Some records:

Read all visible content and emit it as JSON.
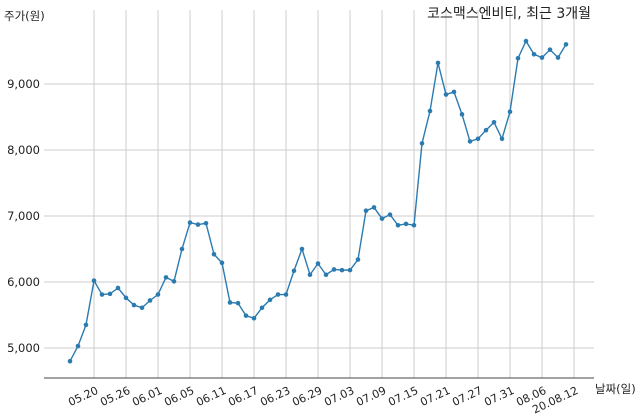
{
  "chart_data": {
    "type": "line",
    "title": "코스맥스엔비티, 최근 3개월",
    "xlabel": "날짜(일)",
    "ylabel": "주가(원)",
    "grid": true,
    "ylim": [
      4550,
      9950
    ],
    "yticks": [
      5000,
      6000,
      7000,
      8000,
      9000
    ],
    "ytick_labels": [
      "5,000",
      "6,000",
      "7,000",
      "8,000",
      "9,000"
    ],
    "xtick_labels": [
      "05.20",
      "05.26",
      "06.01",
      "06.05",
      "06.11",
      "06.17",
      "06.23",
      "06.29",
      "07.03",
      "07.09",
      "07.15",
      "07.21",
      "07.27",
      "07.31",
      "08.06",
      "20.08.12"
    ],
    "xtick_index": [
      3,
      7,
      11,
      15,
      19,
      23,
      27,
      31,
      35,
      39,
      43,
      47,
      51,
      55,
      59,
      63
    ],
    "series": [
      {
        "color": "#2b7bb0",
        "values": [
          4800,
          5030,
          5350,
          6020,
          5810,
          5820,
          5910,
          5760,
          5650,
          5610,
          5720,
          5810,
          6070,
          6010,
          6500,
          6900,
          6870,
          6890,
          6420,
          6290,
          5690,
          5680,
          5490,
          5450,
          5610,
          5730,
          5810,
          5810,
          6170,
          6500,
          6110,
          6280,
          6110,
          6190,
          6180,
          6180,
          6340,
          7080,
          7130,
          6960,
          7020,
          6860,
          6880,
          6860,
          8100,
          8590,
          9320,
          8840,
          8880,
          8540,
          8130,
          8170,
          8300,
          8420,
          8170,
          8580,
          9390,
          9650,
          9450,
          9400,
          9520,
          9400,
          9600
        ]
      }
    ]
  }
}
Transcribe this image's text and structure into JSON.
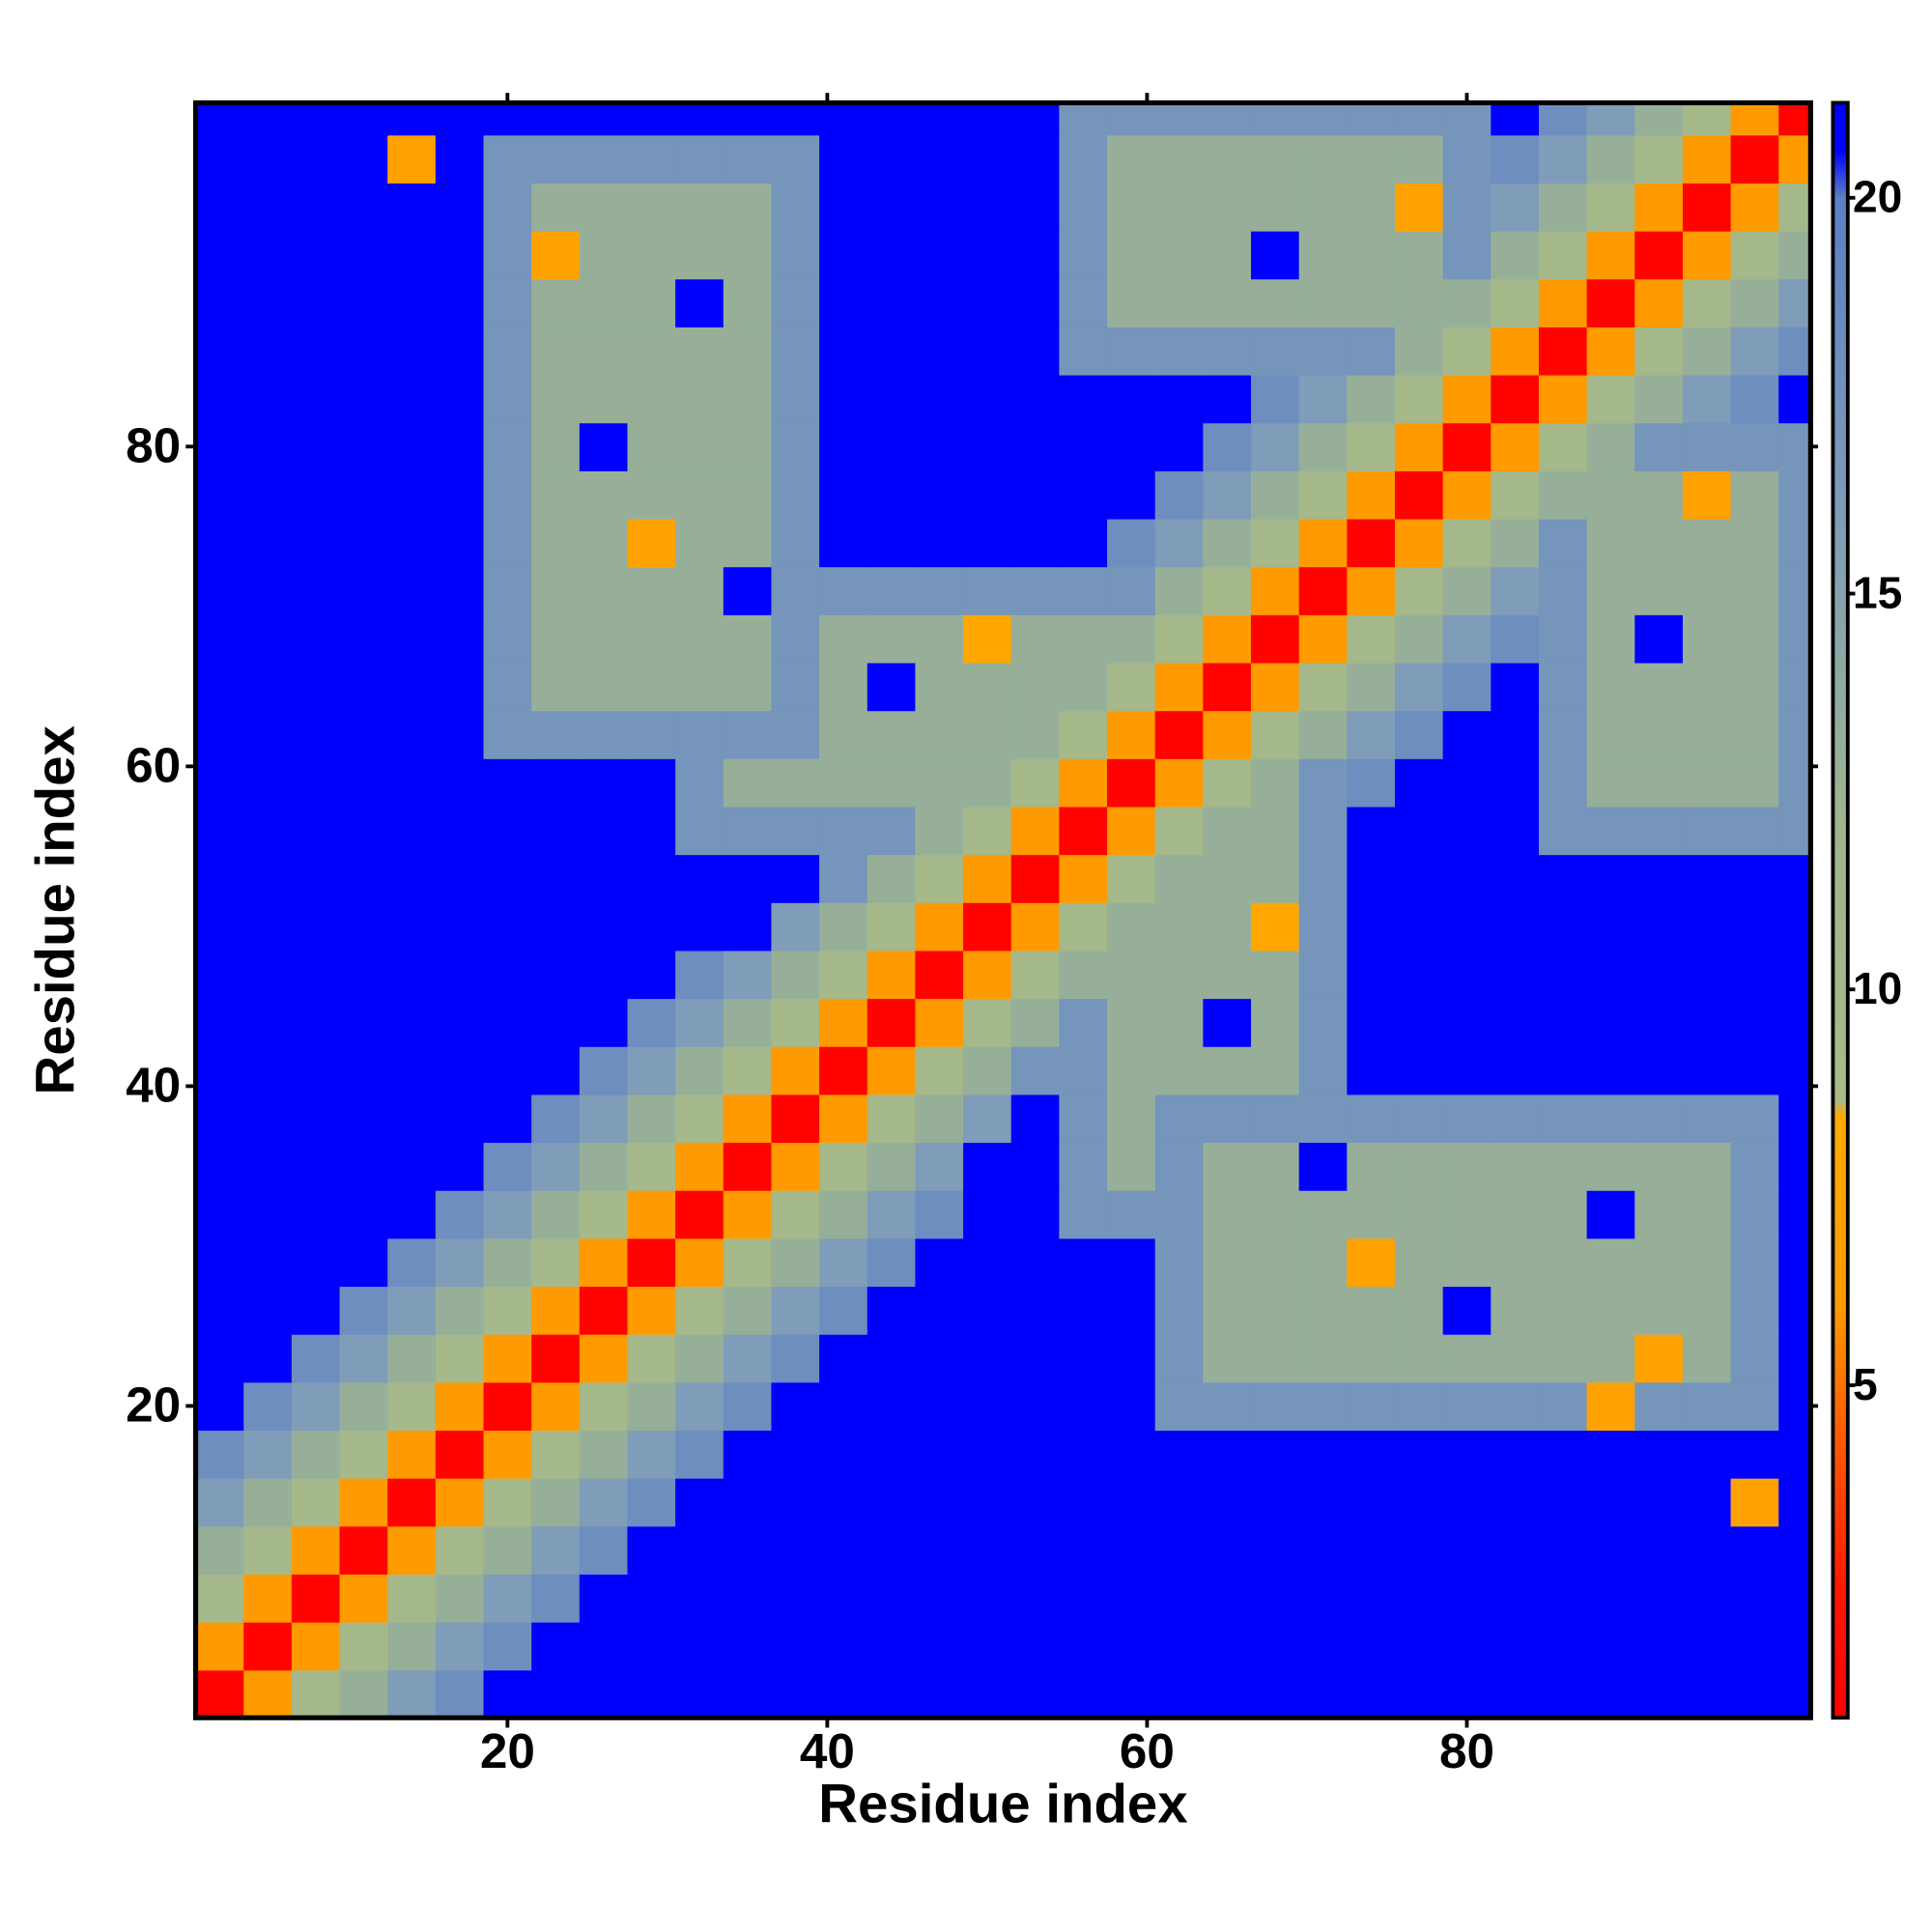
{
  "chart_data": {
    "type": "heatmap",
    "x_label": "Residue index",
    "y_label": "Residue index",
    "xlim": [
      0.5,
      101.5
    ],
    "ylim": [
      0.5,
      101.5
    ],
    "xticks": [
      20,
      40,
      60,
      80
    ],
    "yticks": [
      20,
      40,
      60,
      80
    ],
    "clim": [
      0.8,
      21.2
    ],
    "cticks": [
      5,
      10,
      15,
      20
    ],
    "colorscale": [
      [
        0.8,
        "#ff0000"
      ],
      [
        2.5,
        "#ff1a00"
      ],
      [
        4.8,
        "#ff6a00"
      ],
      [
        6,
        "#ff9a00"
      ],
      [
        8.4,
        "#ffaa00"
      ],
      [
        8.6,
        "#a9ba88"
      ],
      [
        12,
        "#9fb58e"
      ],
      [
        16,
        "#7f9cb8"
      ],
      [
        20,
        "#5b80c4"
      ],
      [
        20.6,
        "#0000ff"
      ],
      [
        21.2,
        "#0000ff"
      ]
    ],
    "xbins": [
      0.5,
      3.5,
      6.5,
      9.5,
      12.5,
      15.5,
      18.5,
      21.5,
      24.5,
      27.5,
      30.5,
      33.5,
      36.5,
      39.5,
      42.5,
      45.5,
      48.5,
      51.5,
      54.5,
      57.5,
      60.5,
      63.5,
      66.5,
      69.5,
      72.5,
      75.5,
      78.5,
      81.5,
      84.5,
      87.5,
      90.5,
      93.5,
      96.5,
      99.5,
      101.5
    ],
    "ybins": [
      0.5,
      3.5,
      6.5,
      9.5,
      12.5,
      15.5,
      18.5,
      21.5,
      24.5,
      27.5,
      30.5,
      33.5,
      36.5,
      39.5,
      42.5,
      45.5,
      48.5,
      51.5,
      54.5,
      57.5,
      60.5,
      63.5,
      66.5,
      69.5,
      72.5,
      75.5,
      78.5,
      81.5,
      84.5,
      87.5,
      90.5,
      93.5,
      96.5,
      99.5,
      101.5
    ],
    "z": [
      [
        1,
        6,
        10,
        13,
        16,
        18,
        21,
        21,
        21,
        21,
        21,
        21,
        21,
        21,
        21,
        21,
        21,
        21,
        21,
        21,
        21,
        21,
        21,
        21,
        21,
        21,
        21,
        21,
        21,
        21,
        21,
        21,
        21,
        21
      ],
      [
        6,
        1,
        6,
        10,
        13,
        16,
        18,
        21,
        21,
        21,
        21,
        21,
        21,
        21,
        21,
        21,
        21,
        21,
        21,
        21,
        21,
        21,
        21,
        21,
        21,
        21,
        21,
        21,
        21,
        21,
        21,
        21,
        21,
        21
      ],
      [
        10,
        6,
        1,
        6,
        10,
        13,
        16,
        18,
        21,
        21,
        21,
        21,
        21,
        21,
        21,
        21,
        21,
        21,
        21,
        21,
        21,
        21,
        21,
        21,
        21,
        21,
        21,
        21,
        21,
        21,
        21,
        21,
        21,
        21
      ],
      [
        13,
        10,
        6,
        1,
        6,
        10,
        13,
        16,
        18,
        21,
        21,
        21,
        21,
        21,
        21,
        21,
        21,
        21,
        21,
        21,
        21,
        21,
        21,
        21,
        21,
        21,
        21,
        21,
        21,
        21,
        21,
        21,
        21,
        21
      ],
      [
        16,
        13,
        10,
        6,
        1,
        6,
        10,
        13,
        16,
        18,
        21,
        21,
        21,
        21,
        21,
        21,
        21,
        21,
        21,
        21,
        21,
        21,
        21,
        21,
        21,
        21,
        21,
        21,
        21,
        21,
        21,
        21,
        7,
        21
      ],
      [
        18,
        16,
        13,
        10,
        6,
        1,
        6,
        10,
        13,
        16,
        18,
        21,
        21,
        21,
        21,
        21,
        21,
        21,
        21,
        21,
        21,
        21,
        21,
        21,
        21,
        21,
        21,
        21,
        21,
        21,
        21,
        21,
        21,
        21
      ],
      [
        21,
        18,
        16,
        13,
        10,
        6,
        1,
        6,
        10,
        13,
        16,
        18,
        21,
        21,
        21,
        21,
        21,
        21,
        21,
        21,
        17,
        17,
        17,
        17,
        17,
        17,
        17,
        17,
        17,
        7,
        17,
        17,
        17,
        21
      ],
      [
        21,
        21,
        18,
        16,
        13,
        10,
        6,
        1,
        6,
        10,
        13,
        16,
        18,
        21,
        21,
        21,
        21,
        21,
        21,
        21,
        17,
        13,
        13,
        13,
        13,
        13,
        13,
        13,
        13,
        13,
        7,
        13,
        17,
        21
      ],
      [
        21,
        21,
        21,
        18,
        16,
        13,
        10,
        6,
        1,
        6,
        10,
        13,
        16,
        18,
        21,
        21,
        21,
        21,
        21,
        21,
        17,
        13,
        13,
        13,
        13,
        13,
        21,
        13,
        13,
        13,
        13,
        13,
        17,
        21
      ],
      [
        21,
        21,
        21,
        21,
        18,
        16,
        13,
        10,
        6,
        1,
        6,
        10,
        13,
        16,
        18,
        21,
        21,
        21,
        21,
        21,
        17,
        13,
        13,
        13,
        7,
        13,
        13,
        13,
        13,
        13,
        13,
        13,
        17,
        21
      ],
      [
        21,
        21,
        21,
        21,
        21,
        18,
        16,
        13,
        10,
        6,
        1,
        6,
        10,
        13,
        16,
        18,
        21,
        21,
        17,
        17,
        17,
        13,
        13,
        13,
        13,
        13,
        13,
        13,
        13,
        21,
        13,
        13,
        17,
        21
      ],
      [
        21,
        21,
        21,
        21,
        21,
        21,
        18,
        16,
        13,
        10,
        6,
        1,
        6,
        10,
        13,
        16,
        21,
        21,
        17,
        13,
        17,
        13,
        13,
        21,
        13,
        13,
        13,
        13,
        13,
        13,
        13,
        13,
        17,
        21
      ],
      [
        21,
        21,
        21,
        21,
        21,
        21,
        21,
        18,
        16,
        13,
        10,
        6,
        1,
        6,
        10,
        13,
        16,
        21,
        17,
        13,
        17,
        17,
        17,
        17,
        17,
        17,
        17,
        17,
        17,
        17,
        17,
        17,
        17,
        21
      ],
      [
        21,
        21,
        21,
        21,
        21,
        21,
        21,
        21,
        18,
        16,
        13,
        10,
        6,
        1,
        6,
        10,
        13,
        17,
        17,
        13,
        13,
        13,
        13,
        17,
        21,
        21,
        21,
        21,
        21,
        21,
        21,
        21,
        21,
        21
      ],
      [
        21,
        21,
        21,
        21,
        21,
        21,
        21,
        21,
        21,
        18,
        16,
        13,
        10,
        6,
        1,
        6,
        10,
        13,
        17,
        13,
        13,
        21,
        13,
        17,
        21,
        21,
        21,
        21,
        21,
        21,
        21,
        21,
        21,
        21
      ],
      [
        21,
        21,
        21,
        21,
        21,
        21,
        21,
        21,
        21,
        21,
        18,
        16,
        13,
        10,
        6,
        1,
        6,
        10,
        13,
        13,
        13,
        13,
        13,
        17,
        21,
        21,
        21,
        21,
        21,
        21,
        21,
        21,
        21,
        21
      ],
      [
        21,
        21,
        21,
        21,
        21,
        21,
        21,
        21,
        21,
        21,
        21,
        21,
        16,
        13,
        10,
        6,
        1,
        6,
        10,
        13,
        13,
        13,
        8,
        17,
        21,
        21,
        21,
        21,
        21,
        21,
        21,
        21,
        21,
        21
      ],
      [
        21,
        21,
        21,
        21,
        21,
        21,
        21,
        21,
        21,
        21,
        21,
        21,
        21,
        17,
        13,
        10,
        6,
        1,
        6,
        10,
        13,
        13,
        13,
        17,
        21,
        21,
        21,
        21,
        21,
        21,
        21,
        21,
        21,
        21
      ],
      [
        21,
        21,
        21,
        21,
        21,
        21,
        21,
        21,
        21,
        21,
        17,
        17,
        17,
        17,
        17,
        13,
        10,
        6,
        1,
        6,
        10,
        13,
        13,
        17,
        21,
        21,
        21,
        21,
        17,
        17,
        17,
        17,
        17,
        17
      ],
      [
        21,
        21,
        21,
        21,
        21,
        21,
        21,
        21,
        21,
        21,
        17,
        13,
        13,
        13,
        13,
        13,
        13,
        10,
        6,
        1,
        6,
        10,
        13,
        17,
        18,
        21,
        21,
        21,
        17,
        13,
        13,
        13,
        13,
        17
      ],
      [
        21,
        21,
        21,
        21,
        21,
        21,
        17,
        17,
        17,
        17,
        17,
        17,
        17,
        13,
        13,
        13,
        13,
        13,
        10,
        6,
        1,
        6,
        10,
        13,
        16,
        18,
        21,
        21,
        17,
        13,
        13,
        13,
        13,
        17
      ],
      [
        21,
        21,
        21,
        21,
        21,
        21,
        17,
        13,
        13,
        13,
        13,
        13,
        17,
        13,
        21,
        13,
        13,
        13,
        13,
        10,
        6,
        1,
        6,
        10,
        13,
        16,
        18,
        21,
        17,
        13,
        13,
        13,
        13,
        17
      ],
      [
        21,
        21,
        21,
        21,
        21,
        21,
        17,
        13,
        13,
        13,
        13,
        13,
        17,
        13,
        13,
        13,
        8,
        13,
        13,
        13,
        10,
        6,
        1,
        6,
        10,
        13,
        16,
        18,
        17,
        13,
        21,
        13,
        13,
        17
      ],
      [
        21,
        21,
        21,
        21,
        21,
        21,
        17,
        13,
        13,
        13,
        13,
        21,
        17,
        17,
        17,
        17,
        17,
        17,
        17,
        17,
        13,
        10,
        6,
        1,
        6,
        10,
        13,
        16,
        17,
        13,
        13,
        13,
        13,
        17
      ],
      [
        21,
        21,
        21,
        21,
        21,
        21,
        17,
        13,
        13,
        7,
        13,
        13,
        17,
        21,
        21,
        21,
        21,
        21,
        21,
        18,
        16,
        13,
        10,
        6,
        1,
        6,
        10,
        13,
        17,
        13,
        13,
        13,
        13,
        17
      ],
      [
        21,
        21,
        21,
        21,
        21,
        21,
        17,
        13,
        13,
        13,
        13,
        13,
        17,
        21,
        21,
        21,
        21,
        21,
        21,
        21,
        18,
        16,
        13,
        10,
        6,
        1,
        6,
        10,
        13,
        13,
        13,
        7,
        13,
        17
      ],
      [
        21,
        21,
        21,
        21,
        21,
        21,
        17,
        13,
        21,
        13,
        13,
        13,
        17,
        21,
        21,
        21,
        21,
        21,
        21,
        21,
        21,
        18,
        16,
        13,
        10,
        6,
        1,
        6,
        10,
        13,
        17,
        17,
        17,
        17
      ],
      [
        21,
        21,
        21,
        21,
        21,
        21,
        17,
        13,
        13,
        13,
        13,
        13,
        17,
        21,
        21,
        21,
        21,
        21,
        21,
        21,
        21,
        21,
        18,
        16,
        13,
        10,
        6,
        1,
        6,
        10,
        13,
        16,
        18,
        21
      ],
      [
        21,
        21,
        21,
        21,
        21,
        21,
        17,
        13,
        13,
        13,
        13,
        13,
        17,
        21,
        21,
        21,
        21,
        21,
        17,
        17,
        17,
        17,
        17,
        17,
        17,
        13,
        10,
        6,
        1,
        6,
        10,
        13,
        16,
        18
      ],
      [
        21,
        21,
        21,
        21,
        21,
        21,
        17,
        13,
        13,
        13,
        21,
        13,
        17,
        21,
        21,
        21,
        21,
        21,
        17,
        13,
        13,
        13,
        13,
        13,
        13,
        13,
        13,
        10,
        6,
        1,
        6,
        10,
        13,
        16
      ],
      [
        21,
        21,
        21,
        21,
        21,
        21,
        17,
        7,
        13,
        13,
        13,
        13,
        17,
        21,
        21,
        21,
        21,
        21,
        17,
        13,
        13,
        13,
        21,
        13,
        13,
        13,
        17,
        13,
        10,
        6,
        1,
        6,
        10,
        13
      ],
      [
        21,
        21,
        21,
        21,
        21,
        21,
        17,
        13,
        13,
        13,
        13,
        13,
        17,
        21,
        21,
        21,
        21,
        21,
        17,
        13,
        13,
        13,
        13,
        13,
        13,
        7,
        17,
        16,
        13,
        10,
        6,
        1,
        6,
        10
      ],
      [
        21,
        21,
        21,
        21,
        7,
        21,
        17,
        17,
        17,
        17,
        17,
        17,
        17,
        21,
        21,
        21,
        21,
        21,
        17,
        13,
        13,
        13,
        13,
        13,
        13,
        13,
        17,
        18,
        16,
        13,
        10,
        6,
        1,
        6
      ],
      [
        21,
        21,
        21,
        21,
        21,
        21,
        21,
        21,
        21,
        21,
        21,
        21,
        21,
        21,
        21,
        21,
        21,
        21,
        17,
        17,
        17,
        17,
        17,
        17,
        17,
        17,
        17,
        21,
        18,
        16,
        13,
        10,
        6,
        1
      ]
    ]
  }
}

* _GOAL_
Return every line of the preceding records in which the word "JSON" appears.

* _EXERCISE RESPONSE_
Read all visible content and emit it as JSON.
Transcribe this image's text and structure into JSON.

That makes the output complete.